■ EXERCISE OBJECTIVE: Return all lines from the listing below in which the string "title" occurs.
● ● ●
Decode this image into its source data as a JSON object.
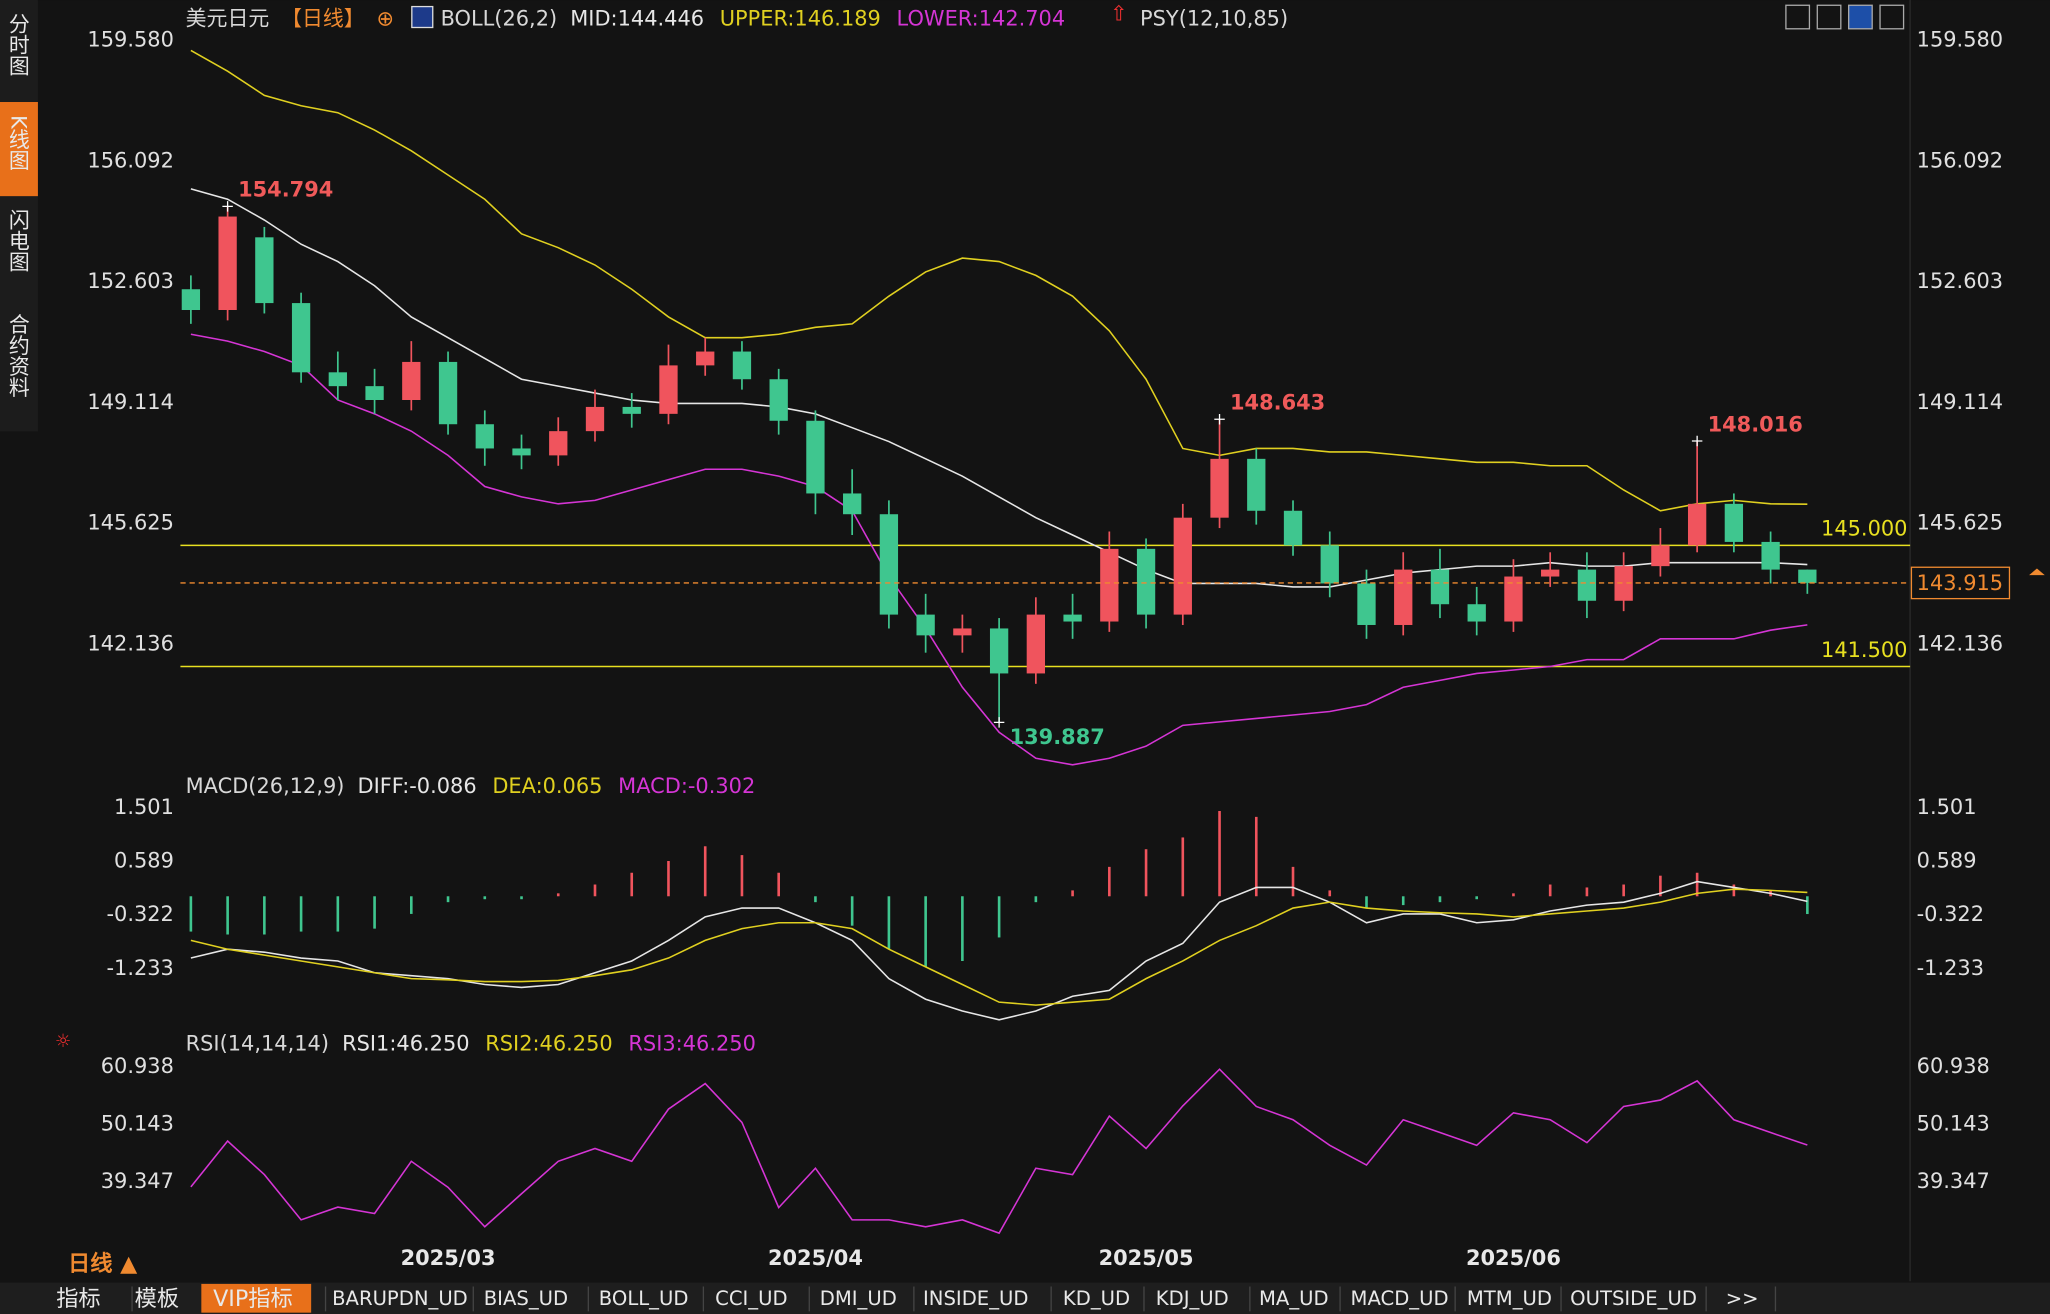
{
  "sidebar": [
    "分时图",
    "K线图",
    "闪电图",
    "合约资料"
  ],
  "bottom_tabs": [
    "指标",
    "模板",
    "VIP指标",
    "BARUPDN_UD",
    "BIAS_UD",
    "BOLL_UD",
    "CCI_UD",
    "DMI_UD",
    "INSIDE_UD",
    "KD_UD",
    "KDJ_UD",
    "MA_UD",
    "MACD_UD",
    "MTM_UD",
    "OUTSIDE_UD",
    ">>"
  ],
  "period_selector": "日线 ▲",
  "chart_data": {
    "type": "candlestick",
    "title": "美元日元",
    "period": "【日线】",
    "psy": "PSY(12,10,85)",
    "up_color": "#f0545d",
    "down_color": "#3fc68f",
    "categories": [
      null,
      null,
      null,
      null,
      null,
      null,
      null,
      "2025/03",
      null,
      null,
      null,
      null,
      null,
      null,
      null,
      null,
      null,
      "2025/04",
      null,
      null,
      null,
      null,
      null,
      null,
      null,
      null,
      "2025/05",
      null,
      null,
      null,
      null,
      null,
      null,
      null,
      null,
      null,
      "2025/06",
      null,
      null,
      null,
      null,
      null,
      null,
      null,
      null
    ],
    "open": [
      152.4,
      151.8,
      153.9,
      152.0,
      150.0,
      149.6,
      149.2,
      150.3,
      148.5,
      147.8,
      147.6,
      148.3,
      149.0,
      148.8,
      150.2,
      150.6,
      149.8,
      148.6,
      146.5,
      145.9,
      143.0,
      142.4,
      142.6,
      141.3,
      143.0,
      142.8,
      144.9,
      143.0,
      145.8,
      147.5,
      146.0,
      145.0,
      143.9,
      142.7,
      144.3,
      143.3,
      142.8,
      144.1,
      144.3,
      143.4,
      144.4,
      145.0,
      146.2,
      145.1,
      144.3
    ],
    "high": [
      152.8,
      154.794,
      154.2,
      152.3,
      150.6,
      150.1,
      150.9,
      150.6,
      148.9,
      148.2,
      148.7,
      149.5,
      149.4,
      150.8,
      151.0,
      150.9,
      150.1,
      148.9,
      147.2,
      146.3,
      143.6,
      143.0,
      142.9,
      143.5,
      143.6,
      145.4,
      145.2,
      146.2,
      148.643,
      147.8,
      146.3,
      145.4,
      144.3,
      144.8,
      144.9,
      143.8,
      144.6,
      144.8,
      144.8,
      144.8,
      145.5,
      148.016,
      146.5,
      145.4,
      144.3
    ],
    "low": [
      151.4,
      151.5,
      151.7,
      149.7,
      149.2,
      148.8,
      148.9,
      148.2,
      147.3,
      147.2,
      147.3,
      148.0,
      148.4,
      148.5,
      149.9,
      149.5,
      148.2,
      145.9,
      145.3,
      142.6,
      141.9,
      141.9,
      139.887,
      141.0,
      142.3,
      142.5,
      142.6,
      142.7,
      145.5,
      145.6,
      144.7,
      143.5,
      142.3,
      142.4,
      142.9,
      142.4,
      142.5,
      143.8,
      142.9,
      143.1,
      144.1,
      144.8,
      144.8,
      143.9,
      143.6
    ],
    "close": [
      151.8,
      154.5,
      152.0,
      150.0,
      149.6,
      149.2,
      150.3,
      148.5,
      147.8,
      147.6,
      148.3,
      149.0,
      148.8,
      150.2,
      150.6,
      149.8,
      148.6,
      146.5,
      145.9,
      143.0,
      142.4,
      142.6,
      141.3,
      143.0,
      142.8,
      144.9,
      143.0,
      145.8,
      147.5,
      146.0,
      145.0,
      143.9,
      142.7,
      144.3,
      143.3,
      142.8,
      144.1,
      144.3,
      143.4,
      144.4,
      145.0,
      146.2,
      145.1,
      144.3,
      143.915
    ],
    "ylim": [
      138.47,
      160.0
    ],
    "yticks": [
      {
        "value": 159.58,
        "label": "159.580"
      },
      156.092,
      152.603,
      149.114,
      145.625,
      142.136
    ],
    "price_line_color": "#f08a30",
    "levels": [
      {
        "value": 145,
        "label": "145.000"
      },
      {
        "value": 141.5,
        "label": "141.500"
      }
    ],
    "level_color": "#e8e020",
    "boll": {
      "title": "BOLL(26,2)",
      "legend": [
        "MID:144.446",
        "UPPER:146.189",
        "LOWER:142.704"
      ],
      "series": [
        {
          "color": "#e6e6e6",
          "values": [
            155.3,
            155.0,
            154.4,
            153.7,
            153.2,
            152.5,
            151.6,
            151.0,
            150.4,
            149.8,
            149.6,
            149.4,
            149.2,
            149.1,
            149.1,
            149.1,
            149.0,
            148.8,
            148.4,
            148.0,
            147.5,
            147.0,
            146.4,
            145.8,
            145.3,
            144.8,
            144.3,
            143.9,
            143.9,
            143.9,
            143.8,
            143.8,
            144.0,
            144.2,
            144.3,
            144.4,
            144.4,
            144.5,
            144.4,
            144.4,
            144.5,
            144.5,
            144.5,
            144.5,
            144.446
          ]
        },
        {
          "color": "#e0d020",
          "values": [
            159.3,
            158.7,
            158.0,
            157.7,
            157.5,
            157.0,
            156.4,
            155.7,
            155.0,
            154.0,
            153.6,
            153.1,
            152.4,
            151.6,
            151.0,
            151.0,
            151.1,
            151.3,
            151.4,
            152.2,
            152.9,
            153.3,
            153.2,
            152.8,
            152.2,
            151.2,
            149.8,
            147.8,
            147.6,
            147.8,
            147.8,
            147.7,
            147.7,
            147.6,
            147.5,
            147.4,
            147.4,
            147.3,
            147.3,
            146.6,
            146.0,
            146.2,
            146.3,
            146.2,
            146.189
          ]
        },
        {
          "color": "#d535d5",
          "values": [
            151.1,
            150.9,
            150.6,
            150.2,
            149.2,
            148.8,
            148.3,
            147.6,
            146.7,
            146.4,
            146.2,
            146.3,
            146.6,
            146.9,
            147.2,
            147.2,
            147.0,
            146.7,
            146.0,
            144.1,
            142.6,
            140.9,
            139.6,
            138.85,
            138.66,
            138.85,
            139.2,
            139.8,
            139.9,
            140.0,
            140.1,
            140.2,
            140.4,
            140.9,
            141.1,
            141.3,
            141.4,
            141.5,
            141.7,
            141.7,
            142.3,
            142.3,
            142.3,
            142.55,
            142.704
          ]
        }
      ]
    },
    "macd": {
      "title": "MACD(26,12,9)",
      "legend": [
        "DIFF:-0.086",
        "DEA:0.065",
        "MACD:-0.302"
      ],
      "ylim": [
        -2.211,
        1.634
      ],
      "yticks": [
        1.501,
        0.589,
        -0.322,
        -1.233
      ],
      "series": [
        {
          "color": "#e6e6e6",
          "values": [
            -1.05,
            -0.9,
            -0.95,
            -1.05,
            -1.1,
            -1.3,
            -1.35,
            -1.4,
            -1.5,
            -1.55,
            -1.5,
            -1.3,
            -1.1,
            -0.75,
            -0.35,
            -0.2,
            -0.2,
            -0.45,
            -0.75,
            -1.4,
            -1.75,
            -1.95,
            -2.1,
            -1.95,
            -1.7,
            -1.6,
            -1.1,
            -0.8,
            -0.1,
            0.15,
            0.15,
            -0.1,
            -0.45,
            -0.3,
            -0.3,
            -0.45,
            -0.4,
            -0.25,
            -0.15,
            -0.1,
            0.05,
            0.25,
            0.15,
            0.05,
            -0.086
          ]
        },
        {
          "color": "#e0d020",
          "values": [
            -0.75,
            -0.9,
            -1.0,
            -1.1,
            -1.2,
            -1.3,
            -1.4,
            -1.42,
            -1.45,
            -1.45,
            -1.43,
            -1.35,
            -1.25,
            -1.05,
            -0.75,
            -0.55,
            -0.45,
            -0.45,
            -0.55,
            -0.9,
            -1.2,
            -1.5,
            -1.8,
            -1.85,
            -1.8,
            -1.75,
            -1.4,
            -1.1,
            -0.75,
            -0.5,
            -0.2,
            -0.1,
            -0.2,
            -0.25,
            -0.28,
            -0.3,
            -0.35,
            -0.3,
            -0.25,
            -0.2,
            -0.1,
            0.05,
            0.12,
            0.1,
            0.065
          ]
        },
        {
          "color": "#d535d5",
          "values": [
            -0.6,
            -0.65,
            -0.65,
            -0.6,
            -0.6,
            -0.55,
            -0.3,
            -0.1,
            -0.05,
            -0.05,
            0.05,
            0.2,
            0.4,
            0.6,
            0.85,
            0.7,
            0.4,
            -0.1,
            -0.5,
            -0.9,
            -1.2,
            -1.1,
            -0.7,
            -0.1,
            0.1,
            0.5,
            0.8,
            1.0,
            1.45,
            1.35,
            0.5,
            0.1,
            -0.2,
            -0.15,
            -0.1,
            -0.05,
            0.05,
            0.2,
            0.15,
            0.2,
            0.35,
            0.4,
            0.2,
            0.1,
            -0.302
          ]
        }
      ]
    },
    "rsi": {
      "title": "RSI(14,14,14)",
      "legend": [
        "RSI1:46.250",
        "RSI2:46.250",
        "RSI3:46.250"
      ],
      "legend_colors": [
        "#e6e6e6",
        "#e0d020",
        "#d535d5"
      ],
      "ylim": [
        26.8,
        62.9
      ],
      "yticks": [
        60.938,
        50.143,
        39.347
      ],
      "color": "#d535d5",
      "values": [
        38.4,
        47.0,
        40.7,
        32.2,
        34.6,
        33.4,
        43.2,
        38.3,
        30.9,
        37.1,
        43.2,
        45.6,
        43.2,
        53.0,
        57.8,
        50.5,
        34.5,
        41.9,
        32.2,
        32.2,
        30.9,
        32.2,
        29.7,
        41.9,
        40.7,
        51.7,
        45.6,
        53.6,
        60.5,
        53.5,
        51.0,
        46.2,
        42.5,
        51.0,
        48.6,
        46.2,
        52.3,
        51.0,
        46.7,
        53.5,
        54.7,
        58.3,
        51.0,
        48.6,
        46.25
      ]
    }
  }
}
● ● ●
■ SOLUTION TO THIS EXERCISE:
    "title": "美元日元",
      "title": "BOLL(26,2)",
      "title": "MACD(26,12,9)",
      "title": "RSI(14,14,14)",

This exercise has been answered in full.